═════ SELECTED EXCERPT
There are methods that are used less, such as methylation-sensitive single nucleotide primer extension (Ms-SNuPE) [127], methylation-sensitive single-strand conformation analysis (MS-SSCA) [128] and EpiTYPER™ [129]. We list all the methods in Table 2.

Table 2

Methodology of plant DNA methylation.

Methods	Coverage	Reference Genome	Advantage	Limitation	Reference
HPLC	Genomic DNA	No	Do not need a reference genome	Complicated operating system	[91]
SSAP	CG region	No	High economic efficiency without a reference genome	Not specifically designed to detect methylation	[97]
AFLP	CG region	No	High economic efficiency without a reference genome	Not specifically designed to detect methylation	[97]
MSAP	CG region	No	High economic efficiency without a reference genome	Miss methylation states	[99]
BGS	Genomic DNA	Yes	Detects the presence of 5mC at the single-nucleotide resolution accurately	Only in the specific region	[106]
WGBS/MethylC-Seq	Genomic DNA	Yes	High sensitivity to DNA	High price	[109]
RRBS	Promoters and CpG islands	Yes	Efficient and accurate on the high-density and representative genes	Limited by enzyme cleavage sites	[115]
MeDIP-Seq	CG region	Yes	Detects the CpG island of the whole genome rapidly and accurately	Cannot analyze the single base and needs correction with different densities of CpG	[116]
MBD-Seq	CG region	Yes	Separated different DNA methylation according to CpG density	Antibodies may cross-react	[126]
MS-SSCA	Individual CpG site	No	Fast	Primer design is complex	[128]
Ms-SNuPE	CG region	No	Analysis of C and T content representing the degree of DNA methylation	The number of each analysis is small	[127]
EpiTYPER™	CG region	No	Fast and reproducible	DNA methylation status is unclear, with overlapping CpGs	[129]

Note: HPLC: High-performance liquid chromatography; SSAP: Specific-sequence amplified polymorphism; AFLP: Amplified fragment length polymorphism; MSAP: Methylation-sensitive amplified polymorphism; BGS: Bisulfite genomic sequencing; WGBS/MethylC-Seq: Whole-genome bisulfite sequencing; RRBS: Reduced representation bisulfite sequencing; MeDIP: Methylated DNA co-immunoprecipitation sequencing; MBD-Seq: Methyl-CpG-binding domain sequencing; MS-SSCA: Methylation-sensitive single-strand conformation analysis; Ms-SNuPE: Methylation-sensitive single nucleotide primer extension.
══════════
═════ DATASET
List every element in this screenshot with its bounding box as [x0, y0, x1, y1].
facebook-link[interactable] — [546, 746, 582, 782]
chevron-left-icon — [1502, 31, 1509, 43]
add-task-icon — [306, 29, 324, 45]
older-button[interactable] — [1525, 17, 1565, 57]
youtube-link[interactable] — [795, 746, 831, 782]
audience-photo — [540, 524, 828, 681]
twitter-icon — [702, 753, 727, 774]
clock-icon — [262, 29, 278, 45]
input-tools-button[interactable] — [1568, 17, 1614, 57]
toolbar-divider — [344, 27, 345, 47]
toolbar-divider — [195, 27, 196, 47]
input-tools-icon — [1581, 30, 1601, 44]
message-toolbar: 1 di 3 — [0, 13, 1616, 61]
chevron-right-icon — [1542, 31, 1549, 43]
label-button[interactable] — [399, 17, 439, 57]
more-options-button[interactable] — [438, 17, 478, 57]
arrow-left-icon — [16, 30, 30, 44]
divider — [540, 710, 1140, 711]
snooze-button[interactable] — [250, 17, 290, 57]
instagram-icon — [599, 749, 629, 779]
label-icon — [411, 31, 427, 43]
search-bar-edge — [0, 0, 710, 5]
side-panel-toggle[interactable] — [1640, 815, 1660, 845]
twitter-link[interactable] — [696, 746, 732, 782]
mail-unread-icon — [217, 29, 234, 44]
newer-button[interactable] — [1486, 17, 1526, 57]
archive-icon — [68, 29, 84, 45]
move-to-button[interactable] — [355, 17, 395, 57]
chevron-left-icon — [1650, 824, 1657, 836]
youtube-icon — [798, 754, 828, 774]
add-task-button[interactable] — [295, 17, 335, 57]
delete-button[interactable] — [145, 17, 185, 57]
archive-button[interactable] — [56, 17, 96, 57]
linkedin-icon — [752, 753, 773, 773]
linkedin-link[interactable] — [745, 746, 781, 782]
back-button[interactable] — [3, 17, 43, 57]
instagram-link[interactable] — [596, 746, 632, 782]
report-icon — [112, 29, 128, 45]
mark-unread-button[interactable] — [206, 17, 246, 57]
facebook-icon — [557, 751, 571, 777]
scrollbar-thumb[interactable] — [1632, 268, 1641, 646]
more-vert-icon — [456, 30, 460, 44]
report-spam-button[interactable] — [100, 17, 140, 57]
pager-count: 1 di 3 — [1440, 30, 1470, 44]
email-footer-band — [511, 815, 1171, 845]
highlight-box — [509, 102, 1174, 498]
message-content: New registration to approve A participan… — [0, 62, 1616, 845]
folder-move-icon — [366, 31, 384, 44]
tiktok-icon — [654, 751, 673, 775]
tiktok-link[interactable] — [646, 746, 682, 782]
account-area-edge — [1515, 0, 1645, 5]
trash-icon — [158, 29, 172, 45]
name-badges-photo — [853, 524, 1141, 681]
══════════
> **ASSIGNMENT 1**
In the excerpt on plant DNA methylation methods, what advantage do SSAP, AFLP and MSAP share, and what limitation does the table give for SSAP and AFLP? Answer in one to three sentences.
> **ASSIGNMENT 2**
Extend the excerpt on plant DNA methylation methods, picking up after the note that closes Table 2.
The rows are separate material and are unrelated to the excerpt on plant DNA methylation methods.

> **TASK ANSWER 1**
SSAP, AFLP and MSAP all offer high economic efficiency without needing a reference genome. The table limits SSAP and AFLP because neither is specifically designed to detect methylation.

> **TASK ANSWER 2**
5. Issues and Prospects

DNA methylation is a reversible epigenetic modification. DNA methylation is involved in multiple cellular and biological processes and plays a critical role in genome stability [24]. In plants, the dynamic regulation of DNA methylation responds to environmental changes and helps plants respond to stress [28,29]. In recent years, there have been many reports about plant DNA methylation, but the signaling and transduction mechanisms involved in DNA methylation are still unclear. Most studies have focused on the DNA methylation expression levels in plants but have focused less on its specific mechanism. It is necessary to conduct further research on how it controls replication initiation. Furthermore, the reports on DNA methylation responses to nutrient stress lack specific sites and specific response mechanisms. Compared with those on 5mC, there are fewer studies on N6-mA in the plant. 6mA DNA methylation is a new epigenetic marker in eukaryotes which has been proven to be a conserved DNA modification that is positively associated with gene expression and contributes to key agronomic traits in plants [130,131]. However, the 6mA changes that respond to nutrient stress remain unclear. Moreover, as we conclude that DNA methylation responds to N, P, Zn, Fe and S, there are rarely reports about DNA methylation responding to other essential elements such as K, Ca, Mg, etc. Therefore, there is still a long way to go in studying the influence of nutrient deficiencies on DNA methylation.

It is necessary to combine DNA methylation modification with histone modification, chromatin remodeling and RNA interference to study the formation and maintenance mechanism of DNA methylation under nutrient stress. This would help to reveal the dynamic changes of methylation during growth and development and to find tissue-specific differences under nutrient stress conditions. The study of DNA methylation responses to nutrient stress could stabilize and improve the yield and quality of crops.